SET PROBLEM:
Below are records. Copy every line with "JSON" in it.

ENTRIES SUPPLIED:
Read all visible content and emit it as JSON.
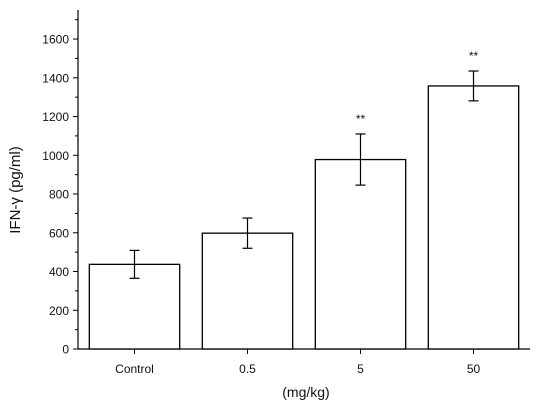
{
  "chart_data": {
    "type": "bar",
    "title": "",
    "xlabel": "(mg/kg)",
    "ylabel": "IFN-γ (pg/ml)",
    "ylim": [
      0,
      1750
    ],
    "yticks": [
      0,
      200,
      400,
      600,
      800,
      1000,
      1200,
      1400,
      1600
    ],
    "categories": [
      "Control",
      "0.5",
      "5",
      "50"
    ],
    "values": [
      437,
      598,
      978,
      1358
    ],
    "errors": [
      72,
      78,
      132,
      77
    ],
    "annotations": [
      "",
      "",
      "**",
      "**"
    ],
    "grid": false,
    "bar_fill": "#ffffff",
    "bar_stroke": "#000000"
  }
}
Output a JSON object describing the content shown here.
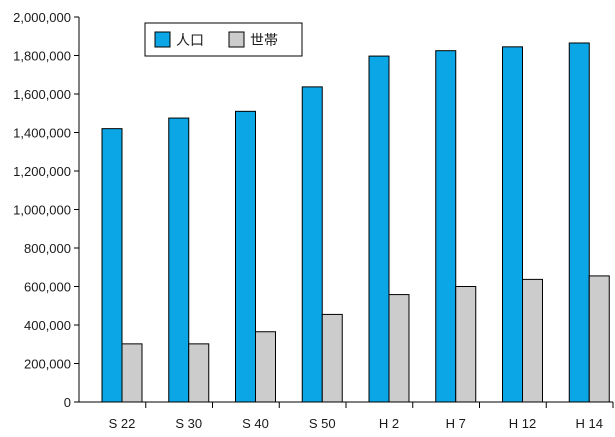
{
  "chart_data": {
    "type": "bar",
    "categories": [
      "S 22",
      "S 30",
      "S 40",
      "S 50",
      "H 2",
      "H 7",
      "H 12",
      "H 14"
    ],
    "series": [
      {
        "name": "人口",
        "color": "#0aa6e6",
        "values": [
          1420000,
          1475000,
          1510000,
          1637000,
          1797000,
          1825000,
          1845000,
          1865000
        ]
      },
      {
        "name": "世帯",
        "color": "#cccccc",
        "values": [
          302000,
          302000,
          365000,
          455000,
          558000,
          600000,
          637000,
          655000
        ]
      }
    ],
    "ylim": [
      0,
      2000000
    ],
    "yticks": [
      0,
      200000,
      400000,
      600000,
      800000,
      1000000,
      1200000,
      1400000,
      1600000,
      1800000,
      2000000
    ],
    "ytick_labels": [
      "0",
      "200,000",
      "400,000",
      "600,000",
      "800,000",
      "1,000,000",
      "1,200,000",
      "1,400,000",
      "1,600,000",
      "1,800,000",
      "2,000,000"
    ],
    "title": "",
    "xlabel": "",
    "ylabel": "",
    "grid": false,
    "legend": {
      "placement": "top-left"
    }
  }
}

THE ANSWER:
Read all visible content and emit it as JSON.
Output a JSON object describing the content shown here.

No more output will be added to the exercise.